◆ **What you should do**: An exact copy of the records is required, minus the pictures they hold.

◆ **Exercise input**:
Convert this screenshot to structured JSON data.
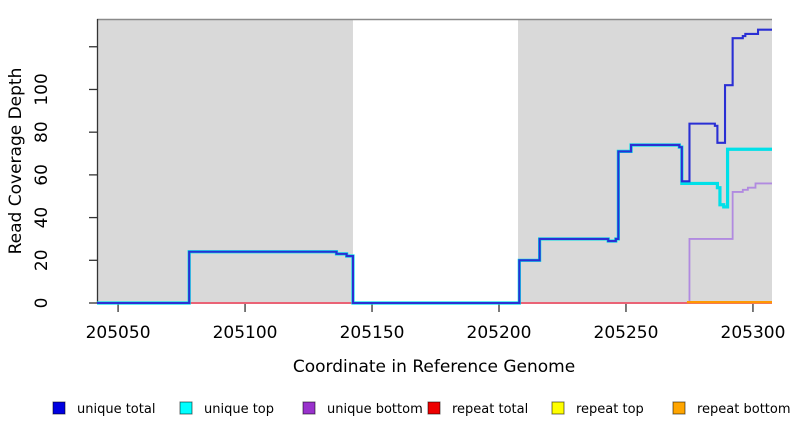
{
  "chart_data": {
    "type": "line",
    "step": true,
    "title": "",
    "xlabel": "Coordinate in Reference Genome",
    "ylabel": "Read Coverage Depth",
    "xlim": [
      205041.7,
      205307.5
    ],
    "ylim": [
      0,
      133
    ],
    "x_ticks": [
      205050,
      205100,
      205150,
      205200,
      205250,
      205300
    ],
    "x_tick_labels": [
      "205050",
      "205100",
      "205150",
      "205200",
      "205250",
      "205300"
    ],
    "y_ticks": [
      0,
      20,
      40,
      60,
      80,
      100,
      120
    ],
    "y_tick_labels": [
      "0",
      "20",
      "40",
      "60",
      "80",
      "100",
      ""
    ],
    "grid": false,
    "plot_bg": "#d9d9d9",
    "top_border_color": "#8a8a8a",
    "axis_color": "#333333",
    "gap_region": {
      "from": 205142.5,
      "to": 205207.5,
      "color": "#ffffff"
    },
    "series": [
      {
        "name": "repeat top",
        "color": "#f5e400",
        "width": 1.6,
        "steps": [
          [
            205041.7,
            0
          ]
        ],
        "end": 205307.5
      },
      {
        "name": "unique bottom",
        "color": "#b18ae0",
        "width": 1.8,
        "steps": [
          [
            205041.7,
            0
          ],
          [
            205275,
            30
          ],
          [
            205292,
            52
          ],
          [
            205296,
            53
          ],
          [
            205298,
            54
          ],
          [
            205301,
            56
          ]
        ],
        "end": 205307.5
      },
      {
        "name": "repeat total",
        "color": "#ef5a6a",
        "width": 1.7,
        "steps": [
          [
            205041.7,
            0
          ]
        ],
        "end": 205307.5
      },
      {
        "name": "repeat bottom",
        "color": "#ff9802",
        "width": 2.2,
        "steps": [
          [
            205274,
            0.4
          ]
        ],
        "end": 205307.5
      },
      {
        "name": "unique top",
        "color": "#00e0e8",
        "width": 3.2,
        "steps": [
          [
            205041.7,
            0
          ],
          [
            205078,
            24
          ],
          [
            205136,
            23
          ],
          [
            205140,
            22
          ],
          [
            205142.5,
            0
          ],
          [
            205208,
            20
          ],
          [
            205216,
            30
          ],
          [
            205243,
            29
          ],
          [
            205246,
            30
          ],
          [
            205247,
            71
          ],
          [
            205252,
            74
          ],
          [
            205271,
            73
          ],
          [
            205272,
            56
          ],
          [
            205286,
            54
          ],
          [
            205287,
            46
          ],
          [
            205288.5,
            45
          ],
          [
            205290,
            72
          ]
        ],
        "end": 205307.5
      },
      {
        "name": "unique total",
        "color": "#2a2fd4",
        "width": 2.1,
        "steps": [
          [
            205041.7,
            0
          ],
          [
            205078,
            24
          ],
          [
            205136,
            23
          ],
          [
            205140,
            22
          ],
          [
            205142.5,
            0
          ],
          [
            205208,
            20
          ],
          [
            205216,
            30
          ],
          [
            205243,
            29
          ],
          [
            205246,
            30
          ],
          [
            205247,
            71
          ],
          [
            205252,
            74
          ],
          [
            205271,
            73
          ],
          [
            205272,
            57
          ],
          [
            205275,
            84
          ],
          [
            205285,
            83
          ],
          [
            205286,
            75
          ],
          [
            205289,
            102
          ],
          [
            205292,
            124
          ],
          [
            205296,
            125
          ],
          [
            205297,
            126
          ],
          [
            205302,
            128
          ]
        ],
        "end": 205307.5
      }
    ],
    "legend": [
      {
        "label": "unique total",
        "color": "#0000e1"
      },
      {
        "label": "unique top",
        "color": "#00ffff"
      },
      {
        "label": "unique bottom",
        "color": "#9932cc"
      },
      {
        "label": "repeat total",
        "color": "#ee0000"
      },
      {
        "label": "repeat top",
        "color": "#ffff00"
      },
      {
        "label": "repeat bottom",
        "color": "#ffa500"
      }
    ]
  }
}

◆ **Finished exercise**:
Convert this screenshot to structured JSON data.
{
  "chart_data": {
    "type": "line",
    "step": true,
    "title": "",
    "xlabel": "Coordinate in Reference Genome",
    "ylabel": "Read Coverage Depth",
    "xlim": [
      205041.7,
      205307.5
    ],
    "ylim": [
      0,
      133
    ],
    "x_ticks": [
      205050,
      205100,
      205150,
      205200,
      205250,
      205300
    ],
    "x_tick_labels": [
      "205050",
      "205100",
      "205150",
      "205200",
      "205250",
      "205300"
    ],
    "y_ticks": [
      0,
      20,
      40,
      60,
      80,
      100,
      120
    ],
    "y_tick_labels": [
      "0",
      "20",
      "40",
      "60",
      "80",
      "100",
      ""
    ],
    "grid": false,
    "plot_bg": "#d9d9d9",
    "top_border_color": "#8a8a8a",
    "axis_color": "#333333",
    "gap_region": {
      "from": 205142.5,
      "to": 205207.5,
      "color": "#ffffff"
    },
    "series": [
      {
        "name": "repeat top",
        "color": "#f5e400",
        "width": 1.6,
        "steps": [
          [
            205041.7,
            0
          ]
        ],
        "end": 205307.5
      },
      {
        "name": "unique bottom",
        "color": "#b18ae0",
        "width": 1.8,
        "steps": [
          [
            205041.7,
            0
          ],
          [
            205275,
            30
          ],
          [
            205292,
            52
          ],
          [
            205296,
            53
          ],
          [
            205298,
            54
          ],
          [
            205301,
            56
          ]
        ],
        "end": 205307.5
      },
      {
        "name": "repeat total",
        "color": "#ef5a6a",
        "width": 1.7,
        "steps": [
          [
            205041.7,
            0
          ]
        ],
        "end": 205307.5
      },
      {
        "name": "repeat bottom",
        "color": "#ff9802",
        "width": 2.2,
        "steps": [
          [
            205274,
            0.4
          ]
        ],
        "end": 205307.5
      },
      {
        "name": "unique top",
        "color": "#00e0e8",
        "width": 3.2,
        "steps": [
          [
            205041.7,
            0
          ],
          [
            205078,
            24
          ],
          [
            205136,
            23
          ],
          [
            205140,
            22
          ],
          [
            205142.5,
            0
          ],
          [
            205208,
            20
          ],
          [
            205216,
            30
          ],
          [
            205243,
            29
          ],
          [
            205246,
            30
          ],
          [
            205247,
            71
          ],
          [
            205252,
            74
          ],
          [
            205271,
            73
          ],
          [
            205272,
            56
          ],
          [
            205286,
            54
          ],
          [
            205287,
            46
          ],
          [
            205288.5,
            45
          ],
          [
            205290,
            72
          ]
        ],
        "end": 205307.5
      },
      {
        "name": "unique total",
        "color": "#2a2fd4",
        "width": 2.1,
        "steps": [
          [
            205041.7,
            0
          ],
          [
            205078,
            24
          ],
          [
            205136,
            23
          ],
          [
            205140,
            22
          ],
          [
            205142.5,
            0
          ],
          [
            205208,
            20
          ],
          [
            205216,
            30
          ],
          [
            205243,
            29
          ],
          [
            205246,
            30
          ],
          [
            205247,
            71
          ],
          [
            205252,
            74
          ],
          [
            205271,
            73
          ],
          [
            205272,
            57
          ],
          [
            205275,
            84
          ],
          [
            205285,
            83
          ],
          [
            205286,
            75
          ],
          [
            205289,
            102
          ],
          [
            205292,
            124
          ],
          [
            205296,
            125
          ],
          [
            205297,
            126
          ],
          [
            205302,
            128
          ]
        ],
        "end": 205307.5
      }
    ],
    "legend": [
      {
        "label": "unique total",
        "color": "#0000e1"
      },
      {
        "label": "unique top",
        "color": "#00ffff"
      },
      {
        "label": "unique bottom",
        "color": "#9932cc"
      },
      {
        "label": "repeat total",
        "color": "#ee0000"
      },
      {
        "label": "repeat top",
        "color": "#ffff00"
      },
      {
        "label": "repeat bottom",
        "color": "#ffa500"
      }
    ]
  }
}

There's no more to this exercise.